• Set problem: Would you set down every entry shown below, precisely as written?

(Dataset rows about figures)
- - -
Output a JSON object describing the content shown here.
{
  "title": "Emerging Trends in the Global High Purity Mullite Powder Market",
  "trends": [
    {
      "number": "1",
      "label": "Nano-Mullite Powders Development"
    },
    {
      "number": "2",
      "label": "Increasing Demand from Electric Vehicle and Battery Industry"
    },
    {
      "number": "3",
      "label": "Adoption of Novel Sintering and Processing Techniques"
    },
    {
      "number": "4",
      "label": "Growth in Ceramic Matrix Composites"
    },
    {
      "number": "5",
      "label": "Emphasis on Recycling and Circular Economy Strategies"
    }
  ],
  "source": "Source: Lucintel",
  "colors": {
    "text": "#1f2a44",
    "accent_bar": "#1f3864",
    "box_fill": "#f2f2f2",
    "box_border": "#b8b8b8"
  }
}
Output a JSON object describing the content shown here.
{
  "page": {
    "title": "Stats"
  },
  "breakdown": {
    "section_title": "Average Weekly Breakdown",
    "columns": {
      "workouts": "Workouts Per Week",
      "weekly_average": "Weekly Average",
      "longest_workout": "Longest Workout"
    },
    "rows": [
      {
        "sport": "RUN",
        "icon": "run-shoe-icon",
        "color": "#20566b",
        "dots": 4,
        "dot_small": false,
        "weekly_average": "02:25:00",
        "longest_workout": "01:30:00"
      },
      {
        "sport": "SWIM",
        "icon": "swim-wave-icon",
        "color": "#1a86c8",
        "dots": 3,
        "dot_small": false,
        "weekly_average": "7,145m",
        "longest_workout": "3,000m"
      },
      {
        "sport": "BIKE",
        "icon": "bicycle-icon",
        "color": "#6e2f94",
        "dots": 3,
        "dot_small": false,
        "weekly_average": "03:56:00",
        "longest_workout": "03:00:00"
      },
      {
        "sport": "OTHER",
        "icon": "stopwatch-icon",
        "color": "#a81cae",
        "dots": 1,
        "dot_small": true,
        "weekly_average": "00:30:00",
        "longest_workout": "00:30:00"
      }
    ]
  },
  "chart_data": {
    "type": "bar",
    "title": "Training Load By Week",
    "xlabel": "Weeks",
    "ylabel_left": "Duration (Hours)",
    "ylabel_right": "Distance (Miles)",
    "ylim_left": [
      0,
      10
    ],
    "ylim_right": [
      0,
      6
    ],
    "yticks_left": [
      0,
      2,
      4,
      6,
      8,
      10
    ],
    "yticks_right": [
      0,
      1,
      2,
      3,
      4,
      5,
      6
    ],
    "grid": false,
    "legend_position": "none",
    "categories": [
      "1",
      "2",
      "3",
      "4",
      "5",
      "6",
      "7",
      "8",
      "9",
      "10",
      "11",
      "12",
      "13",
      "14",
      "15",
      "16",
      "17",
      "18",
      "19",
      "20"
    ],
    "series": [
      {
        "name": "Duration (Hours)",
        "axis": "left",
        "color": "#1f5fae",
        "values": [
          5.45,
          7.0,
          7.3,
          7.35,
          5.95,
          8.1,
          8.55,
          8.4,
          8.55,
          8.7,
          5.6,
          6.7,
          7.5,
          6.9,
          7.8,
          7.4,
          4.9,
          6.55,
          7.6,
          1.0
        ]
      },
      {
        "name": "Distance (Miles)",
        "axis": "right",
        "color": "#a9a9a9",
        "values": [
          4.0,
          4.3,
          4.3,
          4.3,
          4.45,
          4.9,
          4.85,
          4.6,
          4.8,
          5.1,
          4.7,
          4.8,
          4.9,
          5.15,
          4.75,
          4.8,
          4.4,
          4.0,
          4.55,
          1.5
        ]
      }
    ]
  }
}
- - -
• Solution to this exercise:
Output a JSON object describing the content shown here.
{
  "title": "Emerging Trends in the Global High Purity Mullite Powder Market",
  "trends": [
    {
      "number": "1",
      "label": "Nano-Mullite Powders Development"
    },
    {
      "number": "2",
      "label": "Increasing Demand from Electric Vehicle and Battery Industry"
    },
    {
      "number": "3",
      "label": "Adoption of Novel Sintering and Processing Techniques"
    },
    {
      "number": "4",
      "label": "Growth in Ceramic Matrix Composites"
    },
    {
      "number": "5",
      "label": "Emphasis on Recycling and Circular Economy Strategies"
    }
  ],
  "source": "Source: Lucintel",
  "colors": {
    "text": "#1f2a44",
    "accent_bar": "#1f3864",
    "box_fill": "#f2f2f2",
    "box_border": "#b8b8b8"
  }
}
Output a JSON object describing the content shown here.
{
  "page": {
    "title": "Stats"
  },
  "breakdown": {
    "section_title": "Average Weekly Breakdown",
    "columns": {
      "workouts": "Workouts Per Week",
      "weekly_average": "Weekly Average",
      "longest_workout": "Longest Workout"
    },
    "rows": [
      {
        "sport": "RUN",
        "icon": "run-shoe-icon",
        "color": "#20566b",
        "dots": 4,
        "dot_small": false,
        "weekly_average": "02:25:00",
        "longest_workout": "01:30:00"
      },
      {
        "sport": "SWIM",
        "icon": "swim-wave-icon",
        "color": "#1a86c8",
        "dots": 3,
        "dot_small": false,
        "weekly_average": "7,145m",
        "longest_workout": "3,000m"
      },
      {
        "sport": "BIKE",
        "icon": "bicycle-icon",
        "color": "#6e2f94",
        "dots": 3,
        "dot_small": false,
        "weekly_average": "03:56:00",
        "longest_workout": "03:00:00"
      },
      {
        "sport": "OTHER",
        "icon": "stopwatch-icon",
        "color": "#a81cae",
        "dots": 1,
        "dot_small": true,
        "weekly_average": "00:30:00",
        "longest_workout": "00:30:00"
      }
    ]
  },
  "chart_data": {
    "type": "bar",
    "title": "Training Load By Week",
    "xlabel": "Weeks",
    "ylabel_left": "Duration (Hours)",
    "ylabel_right": "Distance (Miles)",
    "ylim_left": [
      0,
      10
    ],
    "ylim_right": [
      0,
      6
    ],
    "yticks_left": [
      0,
      2,
      4,
      6,
      8,
      10
    ],
    "yticks_right": [
      0,
      1,
      2,
      3,
      4,
      5,
      6
    ],
    "grid": false,
    "legend_position": "none",
    "categories": [
      "1",
      "2",
      "3",
      "4",
      "5",
      "6",
      "7",
      "8",
      "9",
      "10",
      "11",
      "12",
      "13",
      "14",
      "15",
      "16",
      "17",
      "18",
      "19",
      "20"
    ],
    "series": [
      {
        "name": "Duration (Hours)",
        "axis": "left",
        "color": "#1f5fae",
        "values": [
          5.45,
          7.0,
          7.3,
          7.35,
          5.95,
          8.1,
          8.55,
          8.4,
          8.55,
          8.7,
          5.6,
          6.7,
          7.5,
          6.9,
          7.8,
          7.4,
          4.9,
          6.55,
          7.6,
          1.0
        ]
      },
      {
        "name": "Distance (Miles)",
        "axis": "right",
        "color": "#a9a9a9",
        "values": [
          4.0,
          4.3,
          4.3,
          4.3,
          4.45,
          4.9,
          4.85,
          4.6,
          4.8,
          5.1,
          4.7,
          4.8,
          4.9,
          5.15,
          4.75,
          4.8,
          4.4,
          4.0,
          4.55,
          1.5
        ]
      }
    ]
  }
}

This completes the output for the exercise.